[SET TASK] Search the records for the word "this" and pick out every line that has it.

start PROVIDED RECORDS

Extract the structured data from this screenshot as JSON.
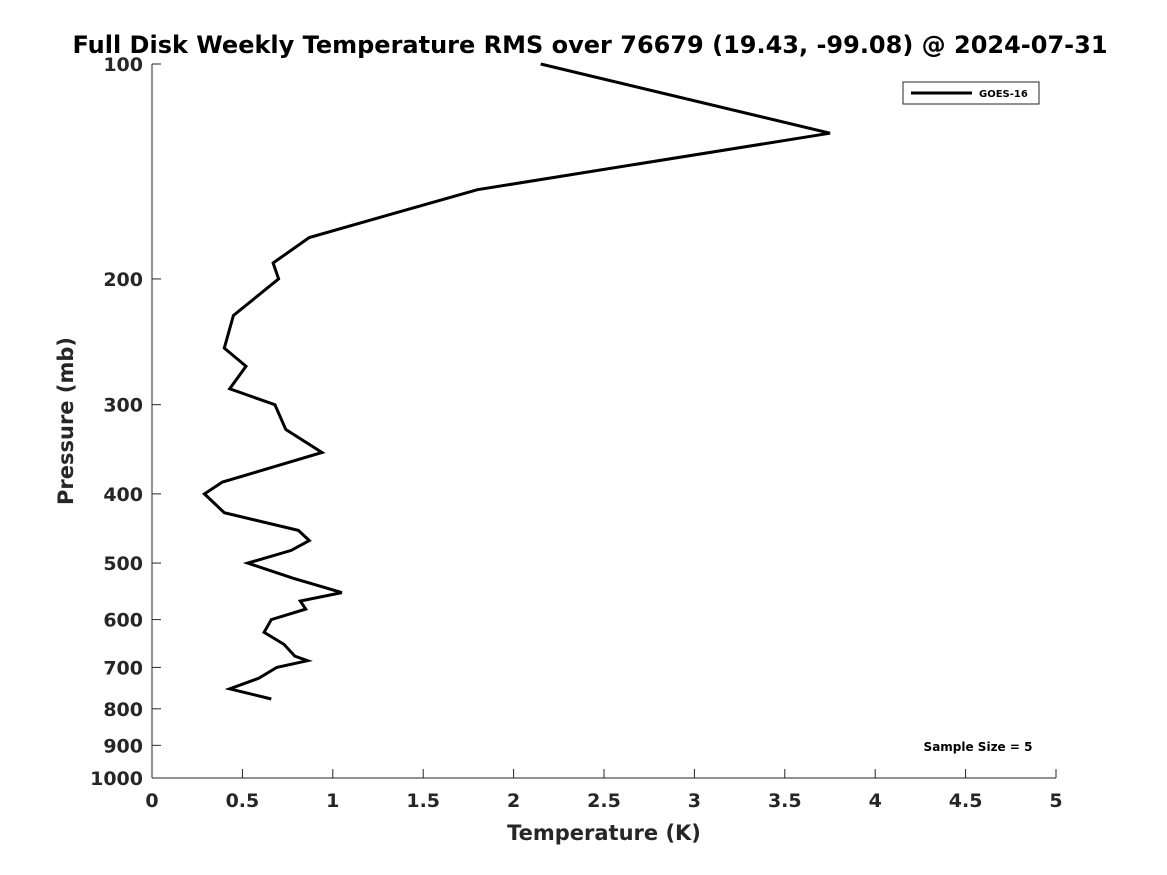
{
  "chart_data": {
    "type": "line",
    "title": "Full Disk Weekly Temperature RMS over 76679 (19.43, -99.08) @ 2024-07-31",
    "xlabel": "Temperature (K)",
    "ylabel": "Pressure (mb)",
    "xlim": [
      0,
      5
    ],
    "ylim": [
      100,
      1000
    ],
    "y_scale": "log",
    "y_reversed": true,
    "grid": false,
    "legend_position": "top-right",
    "x_ticks": [
      "0",
      "0.5",
      "1",
      "1.5",
      "2",
      "2.5",
      "3",
      "3.5",
      "4",
      "4.5",
      "5"
    ],
    "y_ticks": [
      "100",
      "200",
      "300",
      "400",
      "500",
      "600",
      "700",
      "800",
      "900",
      "1000"
    ],
    "series": [
      {
        "name": "GOES-16",
        "color": "#000000",
        "points": [
          [
            2.15,
            100
          ],
          [
            3.75,
            125
          ],
          [
            1.8,
            150
          ],
          [
            0.87,
            175
          ],
          [
            0.67,
            190
          ],
          [
            0.7,
            200
          ],
          [
            0.45,
            225
          ],
          [
            0.4,
            250
          ],
          [
            0.52,
            265
          ],
          [
            0.43,
            285
          ],
          [
            0.68,
            300
          ],
          [
            0.74,
            325
          ],
          [
            0.94,
            350
          ],
          [
            0.62,
            370
          ],
          [
            0.39,
            385
          ],
          [
            0.29,
            400
          ],
          [
            0.4,
            425
          ],
          [
            0.81,
            450
          ],
          [
            0.87,
            465
          ],
          [
            0.77,
            480
          ],
          [
            0.53,
            500
          ],
          [
            0.78,
            525
          ],
          [
            1.05,
            550
          ],
          [
            0.82,
            565
          ],
          [
            0.85,
            580
          ],
          [
            0.66,
            600
          ],
          [
            0.62,
            625
          ],
          [
            0.73,
            650
          ],
          [
            0.79,
            675
          ],
          [
            0.86,
            685
          ],
          [
            0.69,
            700
          ],
          [
            0.59,
            725
          ],
          [
            0.43,
            750
          ],
          [
            0.66,
            775
          ]
        ]
      }
    ],
    "annotations": [
      "Sample Size = 5"
    ]
  }
}
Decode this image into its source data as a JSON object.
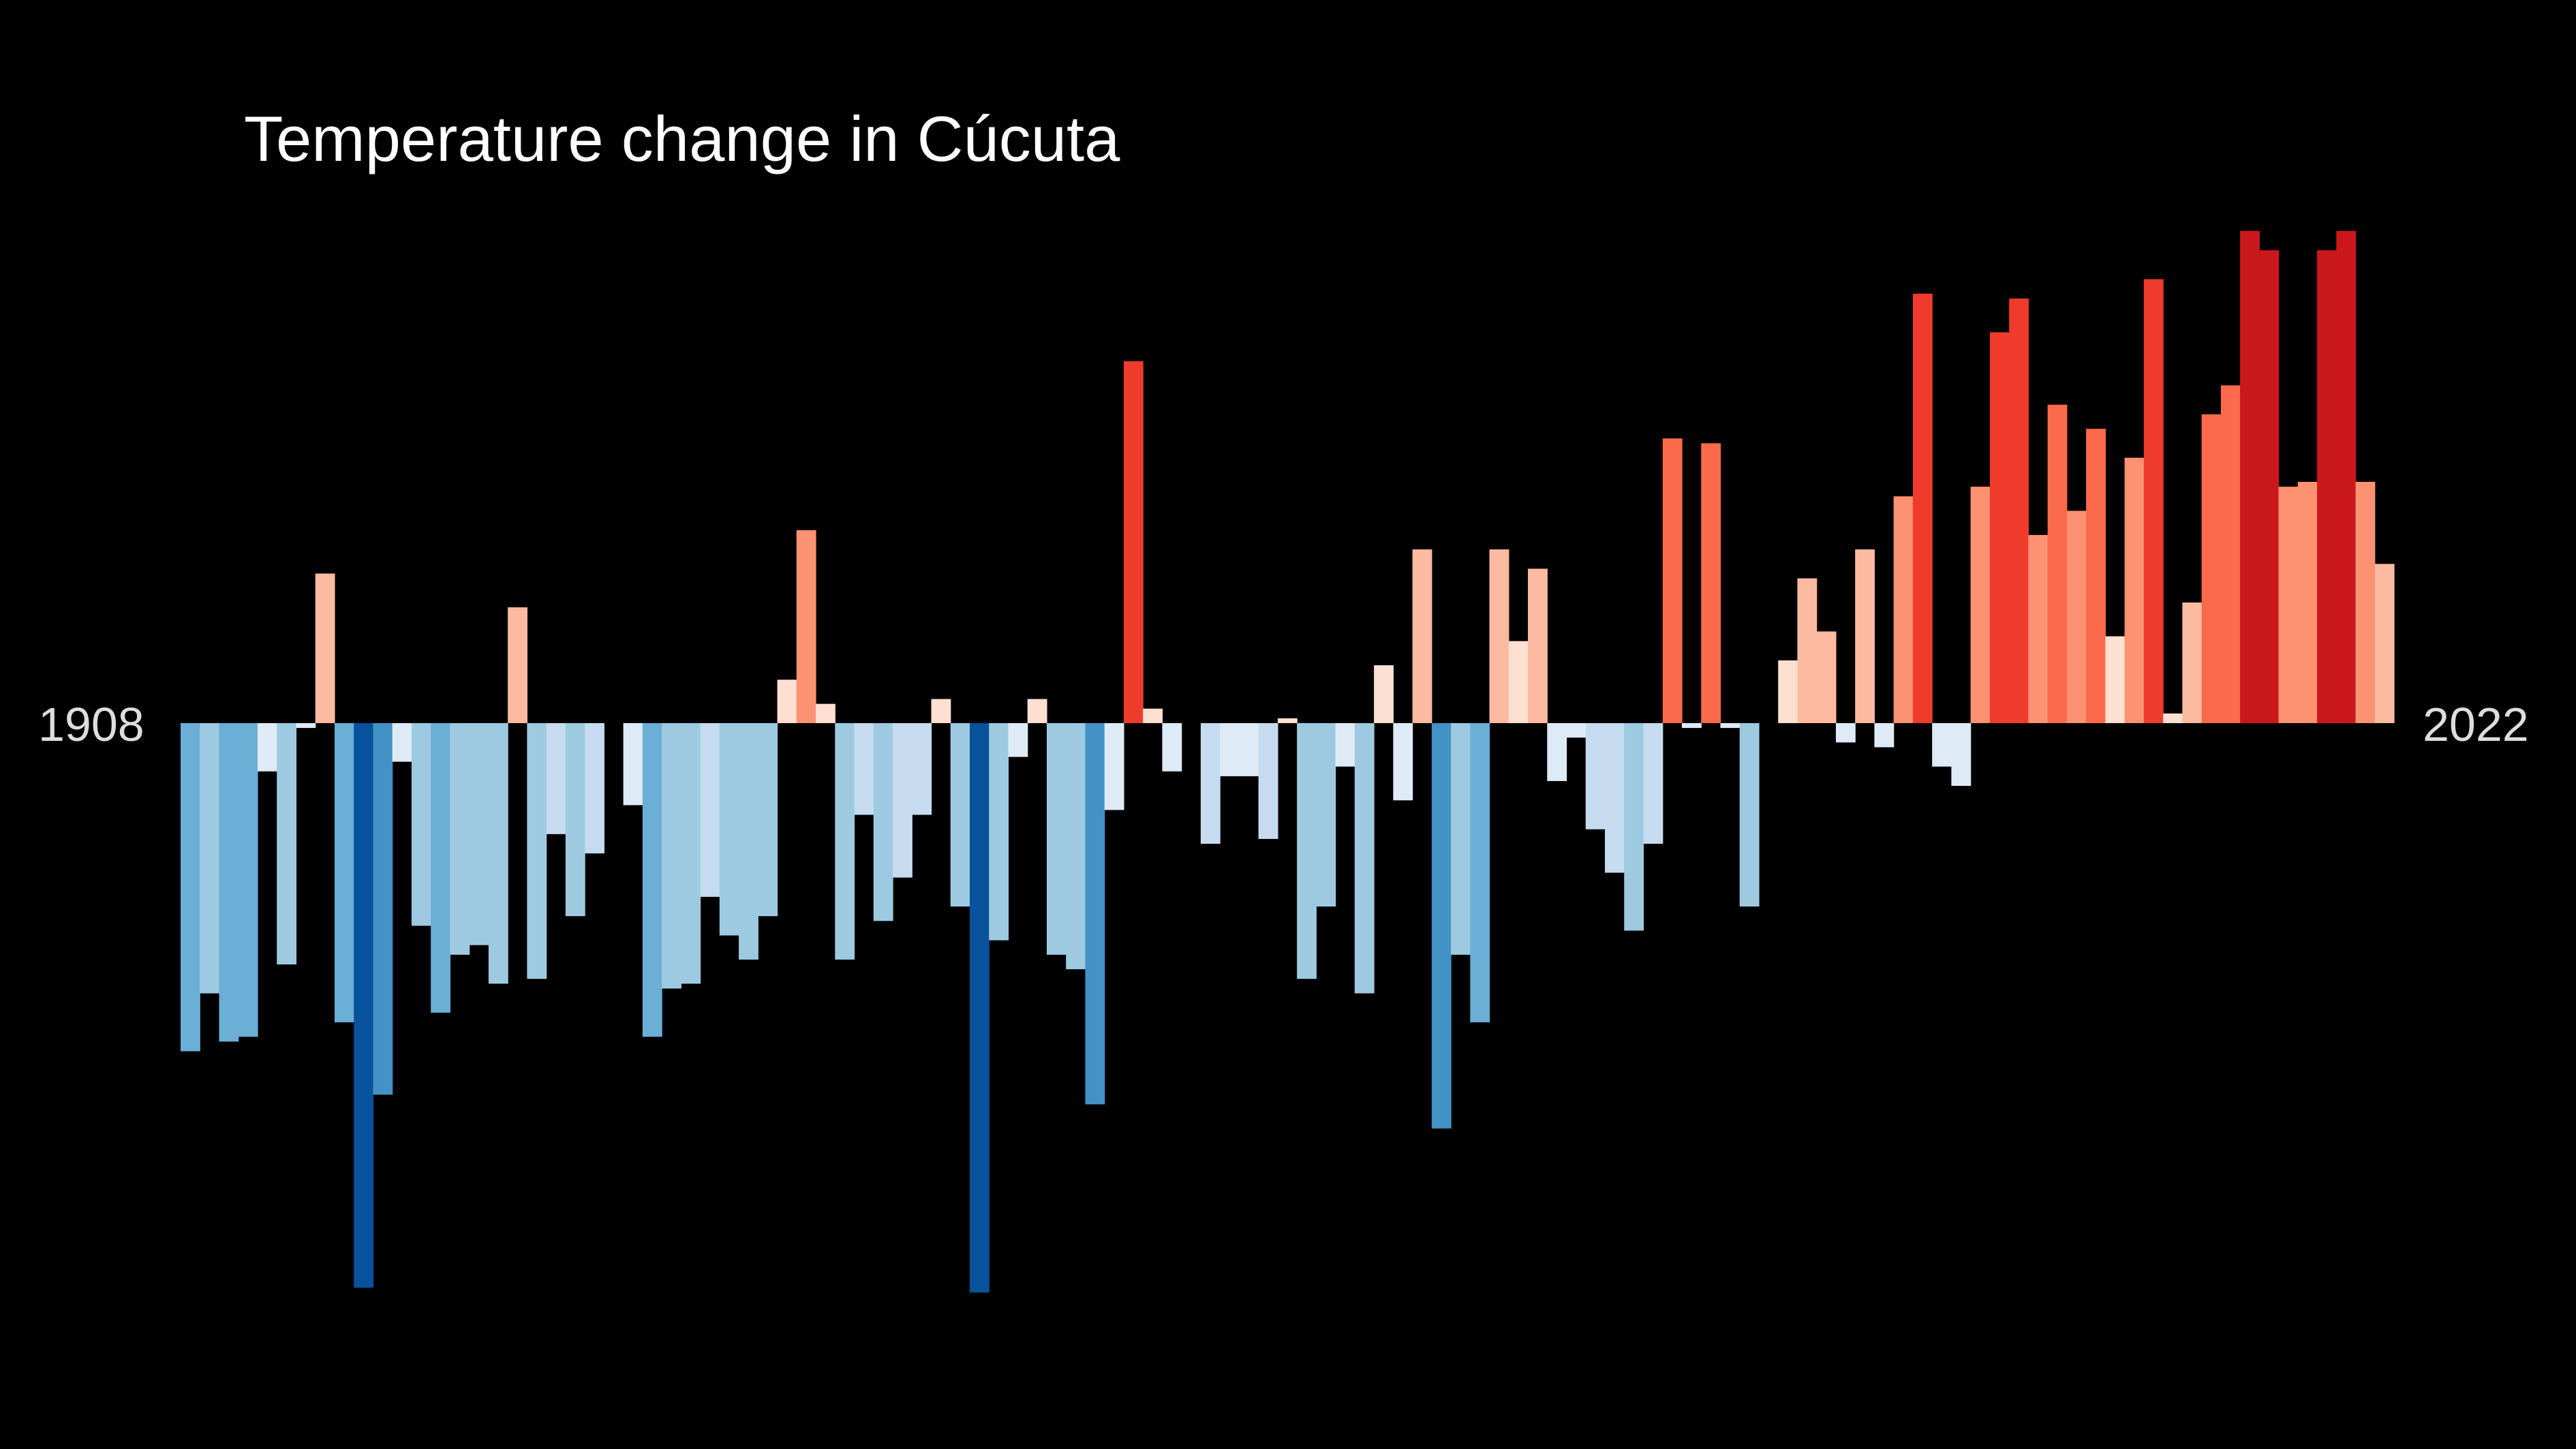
{
  "chart": {
    "title": "Temperature change in Cúcuta",
    "start_label": "1908",
    "end_label": "2022"
  },
  "chart_data": {
    "type": "bar",
    "title": "Temperature change in Cúcuta",
    "xlabel": "",
    "ylabel": "",
    "x_start": 1908,
    "x_end": 2022,
    "categories": [
      1908,
      1909,
      1910,
      1911,
      1912,
      1913,
      1914,
      1915,
      1916,
      1917,
      1918,
      1919,
      1920,
      1921,
      1922,
      1923,
      1924,
      1925,
      1926,
      1927,
      1928,
      1929,
      1930,
      1931,
      1932,
      1933,
      1934,
      1935,
      1936,
      1937,
      1938,
      1939,
      1940,
      1941,
      1942,
      1943,
      1944,
      1945,
      1946,
      1947,
      1948,
      1949,
      1950,
      1951,
      1952,
      1953,
      1954,
      1955,
      1956,
      1957,
      1958,
      1959,
      1960,
      1961,
      1962,
      1963,
      1964,
      1965,
      1966,
      1967,
      1968,
      1969,
      1970,
      1971,
      1972,
      1973,
      1974,
      1975,
      1976,
      1977,
      1978,
      1979,
      1980,
      1981,
      1982,
      1983,
      1984,
      1985,
      1986,
      1987,
      1988,
      1989,
      1990,
      1991,
      1992,
      1993,
      1994,
      1995,
      1996,
      1997,
      1998,
      1999,
      2000,
      2001,
      2002,
      2003,
      2004,
      2005,
      2006,
      2007,
      2008,
      2009,
      2010,
      2011,
      2012,
      2013,
      2014,
      2015,
      2016,
      2017,
      2018,
      2019,
      2020,
      2021,
      2022
    ],
    "values": [
      -0.68,
      -0.56,
      -0.66,
      -0.65,
      -0.1,
      -0.5,
      -0.01,
      0.31,
      -0.62,
      -1.17,
      -0.77,
      -0.08,
      -0.42,
      -0.6,
      -0.48,
      -0.46,
      -0.54,
      0.24,
      -0.53,
      -0.23,
      -0.4,
      -0.27,
      0,
      -0.17,
      -0.65,
      -0.55,
      -0.54,
      -0.36,
      -0.44,
      -0.49,
      -0.4,
      0.09,
      0.4,
      0.04,
      -0.49,
      -0.19,
      -0.41,
      -0.32,
      -0.19,
      0.05,
      -0.38,
      -1.18,
      -0.45,
      -0.07,
      0.05,
      -0.48,
      -0.51,
      -0.79,
      -0.18,
      0.75,
      0.03,
      -0.1,
      0,
      -0.25,
      -0.11,
      -0.11,
      -0.24,
      0.01,
      -0.53,
      -0.38,
      -0.09,
      -0.56,
      0.12,
      -0.16,
      0.36,
      -0.84,
      -0.48,
      -0.62,
      0.36,
      0.17,
      0.32,
      -0.12,
      -0.03,
      -0.22,
      -0.31,
      -0.43,
      -0.25,
      0.59,
      -0.01,
      0.58,
      -0.01,
      -0.38,
      0,
      0.13,
      0.3,
      0.19,
      -0.04,
      0.36,
      -0.05,
      0.47,
      0.89,
      -0.09,
      -0.13,
      0.49,
      0.81,
      0.88,
      0.39,
      0.66,
      0.44,
      0.61,
      0.18,
      0.55,
      0.92,
      0.02,
      0.25,
      0.64,
      0.7,
      1.02,
      0.98,
      0.49,
      0.5,
      0.98,
      1.02,
      0.5,
      0.33
    ],
    "ylim": [
      -1.5,
      1.5
    ],
    "color_scale": [
      "#08306b",
      "#08519c",
      "#2171b5",
      "#4292c6",
      "#6baed6",
      "#9ecae1",
      "#c6dbef",
      "#deebf7",
      "#fee0d2",
      "#fcbba1",
      "#fc9272",
      "#fb6a4a",
      "#ef3b2c",
      "#cb181d",
      "#a50f15",
      "#67000d"
    ],
    "background": "#000000",
    "grid": false
  }
}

end PROVIDED RECORDS

[RESULT OF THE EXERCISE]
Extract the structured data from this screenshot as JSON.
Decode this image into its source data as a JSON object.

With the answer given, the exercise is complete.